— Problem details —
Write out the records below once more, exactly as they stand.

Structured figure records
------------------------------------------------------------
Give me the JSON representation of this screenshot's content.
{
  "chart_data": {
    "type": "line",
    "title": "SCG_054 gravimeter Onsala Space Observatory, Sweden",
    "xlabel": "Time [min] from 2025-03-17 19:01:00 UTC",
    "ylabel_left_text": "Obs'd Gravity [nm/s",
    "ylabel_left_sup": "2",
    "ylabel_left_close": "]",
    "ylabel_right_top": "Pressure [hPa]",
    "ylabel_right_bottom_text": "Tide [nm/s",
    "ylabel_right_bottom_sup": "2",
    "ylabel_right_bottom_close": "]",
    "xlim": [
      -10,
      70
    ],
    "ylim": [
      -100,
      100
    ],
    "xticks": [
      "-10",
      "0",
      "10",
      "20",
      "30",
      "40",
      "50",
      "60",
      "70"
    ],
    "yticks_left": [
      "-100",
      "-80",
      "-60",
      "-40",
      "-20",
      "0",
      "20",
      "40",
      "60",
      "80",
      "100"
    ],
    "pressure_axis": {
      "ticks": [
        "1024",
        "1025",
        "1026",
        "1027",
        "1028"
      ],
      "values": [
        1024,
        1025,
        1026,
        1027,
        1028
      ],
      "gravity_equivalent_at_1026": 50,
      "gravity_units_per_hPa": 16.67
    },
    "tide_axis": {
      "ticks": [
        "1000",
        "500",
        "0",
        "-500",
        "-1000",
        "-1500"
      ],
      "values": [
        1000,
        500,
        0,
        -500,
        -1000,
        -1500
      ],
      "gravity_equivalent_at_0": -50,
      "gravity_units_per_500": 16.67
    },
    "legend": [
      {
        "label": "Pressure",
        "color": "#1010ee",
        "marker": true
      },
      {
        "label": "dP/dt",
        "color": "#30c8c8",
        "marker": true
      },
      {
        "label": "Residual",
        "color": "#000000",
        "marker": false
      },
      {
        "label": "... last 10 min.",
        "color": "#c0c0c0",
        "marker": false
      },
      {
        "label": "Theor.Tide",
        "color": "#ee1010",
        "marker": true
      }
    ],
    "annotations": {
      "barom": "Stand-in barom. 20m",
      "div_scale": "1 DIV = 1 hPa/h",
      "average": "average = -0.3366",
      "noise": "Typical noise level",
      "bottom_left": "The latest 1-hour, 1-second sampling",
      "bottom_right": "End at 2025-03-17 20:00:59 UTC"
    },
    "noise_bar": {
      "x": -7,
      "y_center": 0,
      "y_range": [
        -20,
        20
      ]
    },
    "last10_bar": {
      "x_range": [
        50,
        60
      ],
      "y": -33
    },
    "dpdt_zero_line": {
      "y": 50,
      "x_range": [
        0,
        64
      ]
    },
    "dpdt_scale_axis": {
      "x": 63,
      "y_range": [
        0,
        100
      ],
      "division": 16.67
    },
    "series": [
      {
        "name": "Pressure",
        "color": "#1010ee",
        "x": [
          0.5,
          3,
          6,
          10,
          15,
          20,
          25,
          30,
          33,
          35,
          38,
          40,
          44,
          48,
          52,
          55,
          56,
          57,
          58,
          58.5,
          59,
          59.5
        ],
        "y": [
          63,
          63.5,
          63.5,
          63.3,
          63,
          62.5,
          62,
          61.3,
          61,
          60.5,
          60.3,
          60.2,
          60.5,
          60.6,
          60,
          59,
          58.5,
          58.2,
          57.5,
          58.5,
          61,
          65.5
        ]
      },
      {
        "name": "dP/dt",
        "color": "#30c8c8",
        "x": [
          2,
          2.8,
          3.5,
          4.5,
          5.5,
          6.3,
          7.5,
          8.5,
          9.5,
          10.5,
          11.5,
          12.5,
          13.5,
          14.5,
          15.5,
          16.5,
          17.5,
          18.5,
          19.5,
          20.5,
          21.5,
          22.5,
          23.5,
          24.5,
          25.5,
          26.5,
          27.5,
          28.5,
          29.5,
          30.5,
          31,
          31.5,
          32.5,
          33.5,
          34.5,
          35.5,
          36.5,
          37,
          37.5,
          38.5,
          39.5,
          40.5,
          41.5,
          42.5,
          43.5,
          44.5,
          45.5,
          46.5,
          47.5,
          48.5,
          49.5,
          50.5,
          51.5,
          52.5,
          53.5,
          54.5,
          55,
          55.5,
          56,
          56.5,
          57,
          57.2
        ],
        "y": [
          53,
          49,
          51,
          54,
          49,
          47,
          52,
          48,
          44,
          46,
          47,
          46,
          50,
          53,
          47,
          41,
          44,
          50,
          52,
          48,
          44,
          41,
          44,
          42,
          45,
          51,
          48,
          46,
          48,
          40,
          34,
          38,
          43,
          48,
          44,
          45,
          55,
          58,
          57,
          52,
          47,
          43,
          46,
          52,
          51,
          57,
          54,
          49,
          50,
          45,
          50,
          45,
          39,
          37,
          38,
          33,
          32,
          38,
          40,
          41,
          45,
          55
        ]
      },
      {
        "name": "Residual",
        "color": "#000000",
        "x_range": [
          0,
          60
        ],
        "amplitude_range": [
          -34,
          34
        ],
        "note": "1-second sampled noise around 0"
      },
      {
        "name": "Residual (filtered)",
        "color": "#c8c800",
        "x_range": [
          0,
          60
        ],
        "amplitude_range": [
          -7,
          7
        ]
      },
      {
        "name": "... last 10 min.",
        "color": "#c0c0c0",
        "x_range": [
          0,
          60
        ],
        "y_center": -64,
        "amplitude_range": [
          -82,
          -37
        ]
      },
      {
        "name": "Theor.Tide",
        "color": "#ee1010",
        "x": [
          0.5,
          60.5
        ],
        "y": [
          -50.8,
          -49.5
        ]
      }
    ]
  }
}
------------------------------------------------------------
— Output of the task —
Give me the JSON representation of this screenshot's content.
{
  "chart_data": {
    "type": "line",
    "title": "SCG_054 gravimeter Onsala Space Observatory, Sweden",
    "xlabel": "Time [min] from 2025-03-17 19:01:00 UTC",
    "ylabel_left_text": "Obs'd Gravity [nm/s",
    "ylabel_left_sup": "2",
    "ylabel_left_close": "]",
    "ylabel_right_top": "Pressure [hPa]",
    "ylabel_right_bottom_text": "Tide [nm/s",
    "ylabel_right_bottom_sup": "2",
    "ylabel_right_bottom_close": "]",
    "xlim": [
      -10,
      70
    ],
    "ylim": [
      -100,
      100
    ],
    "xticks": [
      "-10",
      "0",
      "10",
      "20",
      "30",
      "40",
      "50",
      "60",
      "70"
    ],
    "yticks_left": [
      "-100",
      "-80",
      "-60",
      "-40",
      "-20",
      "0",
      "20",
      "40",
      "60",
      "80",
      "100"
    ],
    "pressure_axis": {
      "ticks": [
        "1024",
        "1025",
        "1026",
        "1027",
        "1028"
      ],
      "values": [
        1024,
        1025,
        1026,
        1027,
        1028
      ],
      "gravity_equivalent_at_1026": 50,
      "gravity_units_per_hPa": 16.67
    },
    "tide_axis": {
      "ticks": [
        "1000",
        "500",
        "0",
        "-500",
        "-1000",
        "-1500"
      ],
      "values": [
        1000,
        500,
        0,
        -500,
        -1000,
        -1500
      ],
      "gravity_equivalent_at_0": -50,
      "gravity_units_per_500": 16.67
    },
    "legend": [
      {
        "label": "Pressure",
        "color": "#1010ee",
        "marker": true
      },
      {
        "label": "dP/dt",
        "color": "#30c8c8",
        "marker": true
      },
      {
        "label": "Residual",
        "color": "#000000",
        "marker": false
      },
      {
        "label": "... last 10 min.",
        "color": "#c0c0c0",
        "marker": false
      },
      {
        "label": "Theor.Tide",
        "color": "#ee1010",
        "marker": true
      }
    ],
    "annotations": {
      "barom": "Stand-in barom. 20m",
      "div_scale": "1 DIV = 1 hPa/h",
      "average": "average = -0.3366",
      "noise": "Typical noise level",
      "bottom_left": "The latest 1-hour, 1-second sampling",
      "bottom_right": "End at 2025-03-17 20:00:59 UTC"
    },
    "noise_bar": {
      "x": -7,
      "y_center": 0,
      "y_range": [
        -20,
        20
      ]
    },
    "last10_bar": {
      "x_range": [
        50,
        60
      ],
      "y": -33
    },
    "dpdt_zero_line": {
      "y": 50,
      "x_range": [
        0,
        64
      ]
    },
    "dpdt_scale_axis": {
      "x": 63,
      "y_range": [
        0,
        100
      ],
      "division": 16.67
    },
    "series": [
      {
        "name": "Pressure",
        "color": "#1010ee",
        "x": [
          0.5,
          3,
          6,
          10,
          15,
          20,
          25,
          30,
          33,
          35,
          38,
          40,
          44,
          48,
          52,
          55,
          56,
          57,
          58,
          58.5,
          59,
          59.5
        ],
        "y": [
          63,
          63.5,
          63.5,
          63.3,
          63,
          62.5,
          62,
          61.3,
          61,
          60.5,
          60.3,
          60.2,
          60.5,
          60.6,
          60,
          59,
          58.5,
          58.2,
          57.5,
          58.5,
          61,
          65.5
        ]
      },
      {
        "name": "dP/dt",
        "color": "#30c8c8",
        "x": [
          2,
          2.8,
          3.5,
          4.5,
          5.5,
          6.3,
          7.5,
          8.5,
          9.5,
          10.5,
          11.5,
          12.5,
          13.5,
          14.5,
          15.5,
          16.5,
          17.5,
          18.5,
          19.5,
          20.5,
          21.5,
          22.5,
          23.5,
          24.5,
          25.5,
          26.5,
          27.5,
          28.5,
          29.5,
          30.5,
          31,
          31.5,
          32.5,
          33.5,
          34.5,
          35.5,
          36.5,
          37,
          37.5,
          38.5,
          39.5,
          40.5,
          41.5,
          42.5,
          43.5,
          44.5,
          45.5,
          46.5,
          47.5,
          48.5,
          49.5,
          50.5,
          51.5,
          52.5,
          53.5,
          54.5,
          55,
          55.5,
          56,
          56.5,
          57,
          57.2
        ],
        "y": [
          53,
          49,
          51,
          54,
          49,
          47,
          52,
          48,
          44,
          46,
          47,
          46,
          50,
          53,
          47,
          41,
          44,
          50,
          52,
          48,
          44,
          41,
          44,
          42,
          45,
          51,
          48,
          46,
          48,
          40,
          34,
          38,
          43,
          48,
          44,
          45,
          55,
          58,
          57,
          52,
          47,
          43,
          46,
          52,
          51,
          57,
          54,
          49,
          50,
          45,
          50,
          45,
          39,
          37,
          38,
          33,
          32,
          38,
          40,
          41,
          45,
          55
        ]
      },
      {
        "name": "Residual",
        "color": "#000000",
        "x_range": [
          0,
          60
        ],
        "amplitude_range": [
          -34,
          34
        ],
        "note": "1-second sampled noise around 0"
      },
      {
        "name": "Residual (filtered)",
        "color": "#c8c800",
        "x_range": [
          0,
          60
        ],
        "amplitude_range": [
          -7,
          7
        ]
      },
      {
        "name": "... last 10 min.",
        "color": "#c0c0c0",
        "x_range": [
          0,
          60
        ],
        "y_center": -64,
        "amplitude_range": [
          -82,
          -37
        ]
      },
      {
        "name": "Theor.Tide",
        "color": "#ee1010",
        "x": [
          0.5,
          60.5
        ],
        "y": [
          -50.8,
          -49.5
        ]
      }
    ]
  }
}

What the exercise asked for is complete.